=== RECORDS ===
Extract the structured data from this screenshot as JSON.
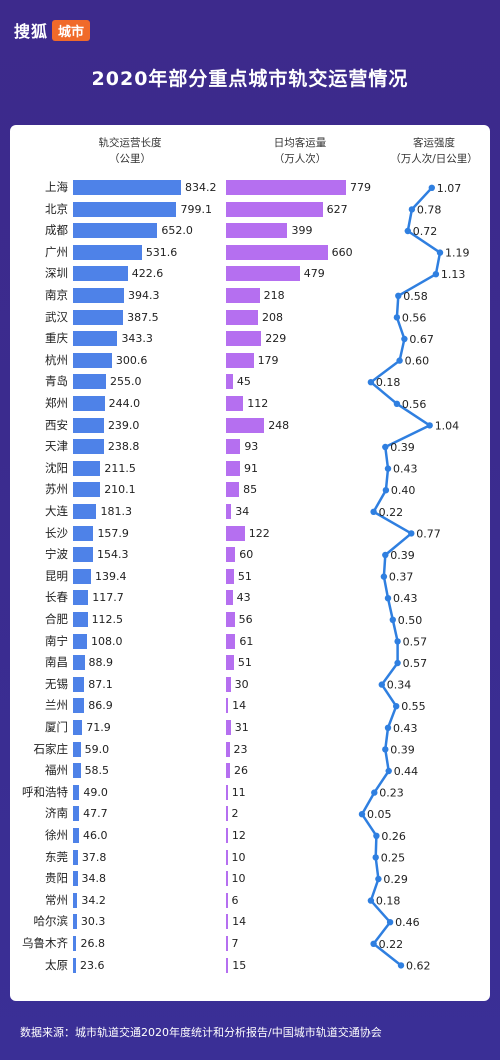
{
  "brand": {
    "name": "搜狐",
    "tag": "城市"
  },
  "title": "2020年部分重点城市轨交运营情况",
  "footer": "数据来源：城市轨道交通2020年度统计和分析报告/中国城市轨道交通协会",
  "colors": {
    "length_bar": "#4e82e8",
    "passenger_bar": "#b56ff0",
    "intensity_line": "#2f7fe0",
    "background": "#3d2a8c"
  },
  "chart_data": {
    "type": "bar",
    "title": "2020年部分重点城市轨交运营情况",
    "categories": [
      "上海",
      "北京",
      "成都",
      "广州",
      "深圳",
      "南京",
      "武汉",
      "重庆",
      "杭州",
      "青岛",
      "郑州",
      "西安",
      "天津",
      "沈阳",
      "苏州",
      "大连",
      "长沙",
      "宁波",
      "昆明",
      "长春",
      "合肥",
      "南宁",
      "南昌",
      "无锡",
      "兰州",
      "厦门",
      "石家庄",
      "福州",
      "呼和浩特",
      "济南",
      "徐州",
      "东莞",
      "贵阳",
      "常州",
      "哈尔滨",
      "乌鲁木齐",
      "太原"
    ],
    "series": [
      {
        "name": "轨交运营长度",
        "unit": "公里",
        "header": [
          "轨交运营长度",
          "（公里）"
        ],
        "type": "bar",
        "values": [
          834.2,
          799.1,
          652.0,
          531.6,
          422.6,
          394.3,
          387.5,
          343.3,
          300.6,
          255.0,
          244.0,
          239.0,
          238.8,
          211.5,
          210.1,
          181.3,
          157.9,
          154.3,
          139.4,
          117.7,
          112.5,
          108.0,
          88.9,
          87.1,
          86.9,
          71.9,
          59.0,
          58.5,
          49.0,
          47.7,
          46.0,
          37.8,
          34.8,
          34.2,
          30.3,
          26.8,
          23.6
        ]
      },
      {
        "name": "日均客运量",
        "unit": "万人次",
        "header": [
          "日均客运量",
          "（万人次）"
        ],
        "type": "bar",
        "values": [
          779,
          627,
          399,
          660,
          479,
          218,
          208,
          229,
          179,
          45,
          112,
          248,
          93,
          91,
          85,
          34,
          122,
          60,
          51,
          43,
          56,
          61,
          51,
          30,
          14,
          31,
          23,
          26,
          11,
          2,
          12,
          10,
          10,
          6,
          14,
          7,
          15
        ]
      },
      {
        "name": "客运强度",
        "unit": "万人次/日公里",
        "header": [
          "客运强度",
          "（万人次/日公里）"
        ],
        "type": "line",
        "values": [
          1.07,
          0.78,
          0.72,
          1.19,
          1.13,
          0.58,
          0.56,
          0.67,
          0.6,
          0.18,
          0.56,
          1.04,
          0.39,
          0.43,
          0.4,
          0.22,
          0.77,
          0.39,
          0.37,
          0.43,
          0.5,
          0.57,
          0.57,
          0.34,
          0.55,
          0.43,
          0.39,
          0.44,
          0.23,
          0.05,
          0.26,
          0.25,
          0.29,
          0.18,
          0.46,
          0.22,
          0.62
        ]
      }
    ]
  }
}
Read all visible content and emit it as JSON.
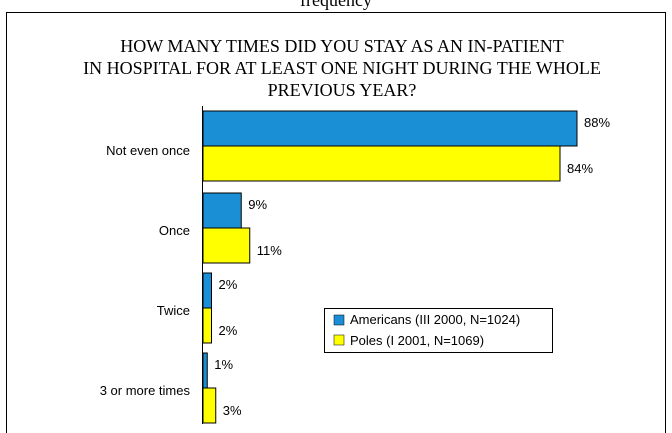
{
  "header": {
    "top_line": "frequency"
  },
  "chart_data": {
    "type": "bar",
    "orientation": "horizontal",
    "title_lines": [
      "HOW MANY TIMES DID YOU STAY AS AN IN-PATIENT",
      "IN HOSPITAL FOR AT LEAST ONE NIGHT DURING THE WHOLE",
      "PREVIOUS YEAR?"
    ],
    "categories": [
      "Not even once",
      "Once",
      "Twice",
      "3 or more times"
    ],
    "series": [
      {
        "name": "Americans (III 2000, N=1024)",
        "color": "#1b8fd6",
        "values": [
          88,
          9,
          2,
          1
        ],
        "labels": [
          "88%",
          "9%",
          "2%",
          "1%"
        ]
      },
      {
        "name": "Poles (I 2001, N=1069)",
        "color": "#ffff00",
        "values": [
          84,
          11,
          2,
          3
        ],
        "labels": [
          "84%",
          "11%",
          "2%",
          "3%"
        ]
      }
    ],
    "xlim": [
      0,
      100
    ],
    "legend_position": "bottom-right",
    "grid": false
  }
}
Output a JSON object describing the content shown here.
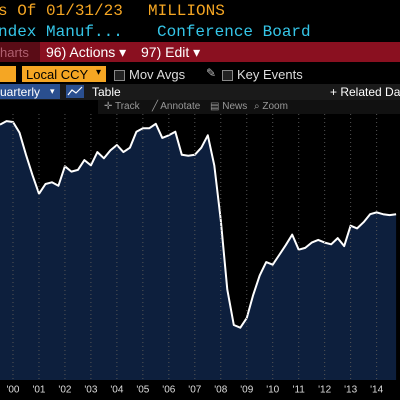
===
• WHAT TO WORK ON
Make an exact copy of the whole listing, but don't bring over any pictures.

• COMPLETED EXERCISE
Extract the structured data from this screenshot as JSON.
{
  "brand": {
    "name": "搜狐",
    "tag": "城市"
  },
  "title": "2020年部分重点城市轨交运营情况",
  "footer": "数据来源：城市轨道交通2020年度统计和分析报告/中国城市轨道交通协会",
  "colors": {
    "length_bar": "#4e82e8",
    "passenger_bar": "#b56ff0",
    "intensity_line": "#2f7fe0",
    "background": "#3d2a8c"
  },
  "chart_data": {
    "type": "bar",
    "title": "2020年部分重点城市轨交运营情况",
    "categories": [
      "上海",
      "北京",
      "成都",
      "广州",
      "深圳",
      "南京",
      "武汉",
      "重庆",
      "杭州",
      "青岛",
      "郑州",
      "西安",
      "天津",
      "沈阳",
      "苏州",
      "大连",
      "长沙",
      "宁波",
      "昆明",
      "长春",
      "合肥",
      "南宁",
      "南昌",
      "无锡",
      "兰州",
      "厦门",
      "石家庄",
      "福州",
      "呼和浩特",
      "济南",
      "徐州",
      "东莞",
      "贵阳",
      "常州",
      "哈尔滨",
      "乌鲁木齐",
      "太原"
    ],
    "series": [
      {
        "name": "轨交运营长度",
        "unit": "公里",
        "header": [
          "轨交运营长度",
          "（公里）"
        ],
        "type": "bar",
        "values": [
          834.2,
          799.1,
          652.0,
          531.6,
          422.6,
          394.3,
          387.5,
          343.3,
          300.6,
          255.0,
          244.0,
          239.0,
          238.8,
          211.5,
          210.1,
          181.3,
          157.9,
          154.3,
          139.4,
          117.7,
          112.5,
          108.0,
          88.9,
          87.1,
          86.9,
          71.9,
          59.0,
          58.5,
          49.0,
          47.7,
          46.0,
          37.8,
          34.8,
          34.2,
          30.3,
          26.8,
          23.6
        ]
      },
      {
        "name": "日均客运量",
        "unit": "万人次",
        "header": [
          "日均客运量",
          "（万人次）"
        ],
        "type": "bar",
        "values": [
          779,
          627,
          399,
          660,
          479,
          218,
          208,
          229,
          179,
          45,
          112,
          248,
          93,
          91,
          85,
          34,
          122,
          60,
          51,
          43,
          56,
          61,
          51,
          30,
          14,
          31,
          23,
          26,
          11,
          2,
          12,
          10,
          10,
          6,
          14,
          7,
          15
        ]
      },
      {
        "name": "客运强度",
        "unit": "万人次/日公里",
        "header": [
          "客运强度",
          "（万人次/日公里）"
        ],
        "type": "line",
        "values": [
          1.07,
          0.78,
          0.72,
          1.19,
          1.13,
          0.58,
          0.56,
          0.67,
          0.6,
          0.18,
          0.56,
          1.04,
          0.39,
          0.43,
          0.4,
          0.22,
          0.77,
          0.39,
          0.37,
          0.43,
          0.5,
          0.57,
          0.57,
          0.34,
          0.55,
          0.43,
          0.39,
          0.44,
          0.23,
          0.05,
          0.26,
          0.25,
          0.29,
          0.18,
          0.46,
          0.22,
          0.62
        ]
      }
    ]
  }
}
Read all visible content and emit it as JSON.
{
  "header": {
    "top_line": "frequency"
  },
  "chart_data": {
    "type": "bar",
    "orientation": "horizontal",
    "title_lines": [
      "HOW MANY TIMES DID YOU STAY AS AN IN-PATIENT",
      "IN HOSPITAL FOR AT LEAST ONE NIGHT DURING THE WHOLE",
      "PREVIOUS YEAR?"
    ],
    "categories": [
      "Not even once",
      "Once",
      "Twice",
      "3 or more times"
    ],
    "series": [
      {
        "name": "Americans (III 2000, N=1024)",
        "color": "#1b8fd6",
        "values": [
          88,
          9,
          2,
          1
        ],
        "labels": [
          "88%",
          "9%",
          "2%",
          "1%"
        ]
      },
      {
        "name": "Poles (I 2001, N=1069)",
        "color": "#ffff00",
        "values": [
          84,
          11,
          2,
          3
        ],
        "labels": [
          "84%",
          "11%",
          "2%",
          "3%"
        ]
      }
    ],
    "xlim": [
      0,
      100
    ],
    "legend_position": "bottom-right",
    "grid": false
  }
}
Output a JSON object describing the content shown here.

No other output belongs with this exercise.